## begin EXERCISE INPUT

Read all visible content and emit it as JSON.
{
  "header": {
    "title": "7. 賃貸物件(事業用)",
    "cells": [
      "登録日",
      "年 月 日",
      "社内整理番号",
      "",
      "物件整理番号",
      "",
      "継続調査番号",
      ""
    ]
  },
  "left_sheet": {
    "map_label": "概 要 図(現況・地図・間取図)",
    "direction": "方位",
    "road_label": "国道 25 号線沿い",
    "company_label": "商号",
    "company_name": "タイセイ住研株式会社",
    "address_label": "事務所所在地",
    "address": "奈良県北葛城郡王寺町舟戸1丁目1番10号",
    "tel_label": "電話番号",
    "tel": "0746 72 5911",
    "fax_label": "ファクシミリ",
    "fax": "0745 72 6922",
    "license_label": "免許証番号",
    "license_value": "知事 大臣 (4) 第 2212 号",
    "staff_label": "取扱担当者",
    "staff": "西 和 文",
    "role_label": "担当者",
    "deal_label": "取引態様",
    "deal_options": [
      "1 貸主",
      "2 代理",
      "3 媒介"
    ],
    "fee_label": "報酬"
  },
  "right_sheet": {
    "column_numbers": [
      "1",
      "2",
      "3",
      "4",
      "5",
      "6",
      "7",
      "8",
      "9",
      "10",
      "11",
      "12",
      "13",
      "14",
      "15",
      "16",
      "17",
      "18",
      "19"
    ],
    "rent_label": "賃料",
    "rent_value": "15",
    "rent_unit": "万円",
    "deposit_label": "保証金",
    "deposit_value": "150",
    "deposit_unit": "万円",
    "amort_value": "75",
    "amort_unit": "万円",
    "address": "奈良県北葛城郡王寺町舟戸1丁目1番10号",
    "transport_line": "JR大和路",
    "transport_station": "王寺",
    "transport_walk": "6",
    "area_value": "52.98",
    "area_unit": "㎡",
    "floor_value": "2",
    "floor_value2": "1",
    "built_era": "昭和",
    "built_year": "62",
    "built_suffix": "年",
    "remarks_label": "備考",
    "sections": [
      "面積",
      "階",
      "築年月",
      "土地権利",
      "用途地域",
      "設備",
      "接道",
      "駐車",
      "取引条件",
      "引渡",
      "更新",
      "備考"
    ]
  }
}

## end EXERCISE INPUT

EXERCISE:
All of the entries above must be quoted exactly.

EXERCISE ANSWER:
Read all visible content and emit it as JSON.
{
  "header": {
    "title": "7. 賃貸物件(事業用)",
    "cells": [
      "登録日",
      "年 月 日",
      "社内整理番号",
      "",
      "物件整理番号",
      "",
      "継続調査番号",
      ""
    ]
  },
  "left_sheet": {
    "map_label": "概 要 図(現況・地図・間取図)",
    "direction": "方位",
    "road_label": "国道 25 号線沿い",
    "company_label": "商号",
    "company_name": "タイセイ住研株式会社",
    "address_label": "事務所所在地",
    "address": "奈良県北葛城郡王寺町舟戸1丁目1番10号",
    "tel_label": "電話番号",
    "tel": "0746 72 5911",
    "fax_label": "ファクシミリ",
    "fax": "0745 72 6922",
    "license_label": "免許証番号",
    "license_value": "知事 大臣 (4) 第 2212 号",
    "staff_label": "取扱担当者",
    "staff": "西 和 文",
    "role_label": "担当者",
    "deal_label": "取引態様",
    "deal_options": [
      "1 貸主",
      "2 代理",
      "3 媒介"
    ],
    "fee_label": "報酬"
  },
  "right_sheet": {
    "column_numbers": [
      "1",
      "2",
      "3",
      "4",
      "5",
      "6",
      "7",
      "8",
      "9",
      "10",
      "11",
      "12",
      "13",
      "14",
      "15",
      "16",
      "17",
      "18",
      "19"
    ],
    "rent_label": "賃料",
    "rent_value": "15",
    "rent_unit": "万円",
    "deposit_label": "保証金",
    "deposit_value": "150",
    "deposit_unit": "万円",
    "amort_value": "75",
    "amort_unit": "万円",
    "address": "奈良県北葛城郡王寺町舟戸1丁目1番10号",
    "transport_line": "JR大和路",
    "transport_station": "王寺",
    "transport_walk": "6",
    "area_value": "52.98",
    "area_unit": "㎡",
    "floor_value": "2",
    "floor_value2": "1",
    "built_era": "昭和",
    "built_year": "62",
    "built_suffix": "年",
    "remarks_label": "備考",
    "sections": [
      "面積",
      "階",
      "築年月",
      "土地権利",
      "用途地域",
      "設備",
      "接道",
      "駐車",
      "取引条件",
      "引渡",
      "更新",
      "備考"
    ]
  }
}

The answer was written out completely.